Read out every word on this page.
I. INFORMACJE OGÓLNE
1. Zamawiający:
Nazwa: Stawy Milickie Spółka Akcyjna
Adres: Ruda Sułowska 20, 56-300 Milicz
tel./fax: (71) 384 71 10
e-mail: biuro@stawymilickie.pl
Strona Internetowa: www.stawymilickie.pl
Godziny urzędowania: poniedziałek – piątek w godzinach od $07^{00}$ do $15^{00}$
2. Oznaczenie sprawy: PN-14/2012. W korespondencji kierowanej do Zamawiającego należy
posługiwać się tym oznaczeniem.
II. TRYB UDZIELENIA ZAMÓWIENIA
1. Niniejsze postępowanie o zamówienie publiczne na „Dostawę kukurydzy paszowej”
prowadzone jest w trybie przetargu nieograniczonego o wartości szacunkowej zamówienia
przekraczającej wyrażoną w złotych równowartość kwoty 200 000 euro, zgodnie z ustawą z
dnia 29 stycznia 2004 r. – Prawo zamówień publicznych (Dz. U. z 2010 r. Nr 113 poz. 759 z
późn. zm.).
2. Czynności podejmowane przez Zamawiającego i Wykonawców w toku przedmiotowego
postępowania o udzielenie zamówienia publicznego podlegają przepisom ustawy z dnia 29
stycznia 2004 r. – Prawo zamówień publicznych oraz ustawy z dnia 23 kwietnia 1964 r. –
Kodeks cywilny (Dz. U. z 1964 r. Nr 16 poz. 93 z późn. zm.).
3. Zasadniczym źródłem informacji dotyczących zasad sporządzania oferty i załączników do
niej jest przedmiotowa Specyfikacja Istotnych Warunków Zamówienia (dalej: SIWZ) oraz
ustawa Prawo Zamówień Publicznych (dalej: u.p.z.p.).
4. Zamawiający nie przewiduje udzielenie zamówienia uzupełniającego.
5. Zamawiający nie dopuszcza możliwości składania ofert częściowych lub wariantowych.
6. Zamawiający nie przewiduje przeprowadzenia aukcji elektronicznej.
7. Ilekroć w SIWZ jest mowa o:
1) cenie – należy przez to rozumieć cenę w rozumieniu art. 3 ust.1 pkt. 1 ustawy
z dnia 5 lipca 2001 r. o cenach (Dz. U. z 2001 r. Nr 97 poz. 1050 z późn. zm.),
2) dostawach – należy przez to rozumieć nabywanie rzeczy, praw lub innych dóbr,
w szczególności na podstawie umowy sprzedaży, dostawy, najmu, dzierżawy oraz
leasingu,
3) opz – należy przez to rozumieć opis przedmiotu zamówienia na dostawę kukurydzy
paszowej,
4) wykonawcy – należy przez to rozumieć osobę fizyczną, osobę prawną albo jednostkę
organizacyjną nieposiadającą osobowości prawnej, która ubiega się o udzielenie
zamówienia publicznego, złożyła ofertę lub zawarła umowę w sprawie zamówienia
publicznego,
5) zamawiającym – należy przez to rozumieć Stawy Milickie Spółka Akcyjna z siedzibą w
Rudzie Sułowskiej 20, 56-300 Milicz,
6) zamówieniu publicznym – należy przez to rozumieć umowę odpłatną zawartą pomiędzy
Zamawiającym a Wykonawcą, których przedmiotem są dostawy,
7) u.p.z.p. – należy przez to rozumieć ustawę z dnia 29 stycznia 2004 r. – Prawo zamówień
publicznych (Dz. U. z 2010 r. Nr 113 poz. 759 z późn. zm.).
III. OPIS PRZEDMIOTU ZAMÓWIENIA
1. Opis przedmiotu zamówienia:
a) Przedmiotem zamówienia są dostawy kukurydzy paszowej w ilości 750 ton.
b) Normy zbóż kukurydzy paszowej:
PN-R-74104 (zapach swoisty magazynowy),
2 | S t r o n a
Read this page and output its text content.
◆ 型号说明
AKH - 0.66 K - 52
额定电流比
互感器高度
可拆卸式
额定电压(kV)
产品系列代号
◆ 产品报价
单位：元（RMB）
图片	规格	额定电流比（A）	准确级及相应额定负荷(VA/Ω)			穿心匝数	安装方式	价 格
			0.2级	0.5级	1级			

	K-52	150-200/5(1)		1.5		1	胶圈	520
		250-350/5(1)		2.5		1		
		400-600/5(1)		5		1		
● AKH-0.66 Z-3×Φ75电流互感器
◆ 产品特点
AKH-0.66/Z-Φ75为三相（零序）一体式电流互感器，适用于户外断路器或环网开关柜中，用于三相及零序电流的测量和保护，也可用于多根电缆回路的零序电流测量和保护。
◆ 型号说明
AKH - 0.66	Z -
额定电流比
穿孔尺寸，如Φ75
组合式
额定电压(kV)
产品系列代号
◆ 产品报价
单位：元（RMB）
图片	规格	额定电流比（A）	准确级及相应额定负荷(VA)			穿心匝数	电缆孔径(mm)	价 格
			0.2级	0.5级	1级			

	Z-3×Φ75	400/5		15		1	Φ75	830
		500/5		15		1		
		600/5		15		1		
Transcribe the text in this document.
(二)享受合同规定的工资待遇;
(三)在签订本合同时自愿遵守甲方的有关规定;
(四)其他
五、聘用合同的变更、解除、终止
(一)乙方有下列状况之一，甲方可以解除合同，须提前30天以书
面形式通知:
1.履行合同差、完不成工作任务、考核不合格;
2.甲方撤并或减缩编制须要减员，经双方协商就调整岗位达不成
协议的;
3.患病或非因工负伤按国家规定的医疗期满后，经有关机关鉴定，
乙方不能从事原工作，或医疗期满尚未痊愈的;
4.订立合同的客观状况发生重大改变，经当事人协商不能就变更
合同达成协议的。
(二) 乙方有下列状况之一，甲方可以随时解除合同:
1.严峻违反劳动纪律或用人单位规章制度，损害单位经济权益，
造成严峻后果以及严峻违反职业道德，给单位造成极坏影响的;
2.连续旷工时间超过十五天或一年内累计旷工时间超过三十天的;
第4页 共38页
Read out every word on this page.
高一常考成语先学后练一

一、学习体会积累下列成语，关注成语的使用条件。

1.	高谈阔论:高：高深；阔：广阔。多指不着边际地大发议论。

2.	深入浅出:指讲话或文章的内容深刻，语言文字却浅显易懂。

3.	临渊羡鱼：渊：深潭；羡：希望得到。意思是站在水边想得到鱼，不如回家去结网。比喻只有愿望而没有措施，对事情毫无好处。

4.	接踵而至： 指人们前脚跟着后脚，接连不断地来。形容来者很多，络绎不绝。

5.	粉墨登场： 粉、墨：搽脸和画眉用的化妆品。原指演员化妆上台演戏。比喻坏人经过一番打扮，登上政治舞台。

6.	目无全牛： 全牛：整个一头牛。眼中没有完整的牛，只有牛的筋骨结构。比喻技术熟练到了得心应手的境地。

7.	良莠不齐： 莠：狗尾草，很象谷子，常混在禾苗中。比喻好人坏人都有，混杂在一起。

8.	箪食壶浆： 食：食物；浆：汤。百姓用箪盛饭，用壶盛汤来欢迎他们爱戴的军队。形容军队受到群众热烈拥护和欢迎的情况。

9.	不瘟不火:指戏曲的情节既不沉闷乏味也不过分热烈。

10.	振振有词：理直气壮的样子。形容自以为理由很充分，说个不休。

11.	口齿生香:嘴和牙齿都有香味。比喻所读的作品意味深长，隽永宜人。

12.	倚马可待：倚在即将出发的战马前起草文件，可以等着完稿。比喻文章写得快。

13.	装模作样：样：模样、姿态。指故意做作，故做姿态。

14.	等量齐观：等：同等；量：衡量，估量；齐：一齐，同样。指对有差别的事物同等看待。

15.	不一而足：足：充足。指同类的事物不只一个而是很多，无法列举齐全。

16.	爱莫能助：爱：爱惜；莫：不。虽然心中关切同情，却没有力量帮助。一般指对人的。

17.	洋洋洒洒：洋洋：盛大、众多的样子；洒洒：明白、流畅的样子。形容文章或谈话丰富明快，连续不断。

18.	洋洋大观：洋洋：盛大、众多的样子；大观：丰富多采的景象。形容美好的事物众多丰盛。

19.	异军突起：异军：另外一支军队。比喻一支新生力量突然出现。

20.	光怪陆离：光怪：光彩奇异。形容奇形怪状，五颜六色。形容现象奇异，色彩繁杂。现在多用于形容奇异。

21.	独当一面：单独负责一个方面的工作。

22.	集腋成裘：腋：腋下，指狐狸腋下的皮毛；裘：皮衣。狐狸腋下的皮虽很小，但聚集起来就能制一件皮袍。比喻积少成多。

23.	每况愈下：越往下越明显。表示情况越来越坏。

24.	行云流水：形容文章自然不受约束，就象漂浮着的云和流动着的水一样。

- [DIRECTIONS]
Return every line of the preceding records in which the word "dostawy" appears.

- [RESULT OF THE EXERCISE]
w szczególności na podstawie umowy sprzedaży, dostawy, najmu, dzierżawy oraz
Zamawiającym a Wykonawcą, których przedmiotem są dostawy,
a) Przedmiotem zamówienia są dostawy kukurydzy paszowej w ilości 750 ton.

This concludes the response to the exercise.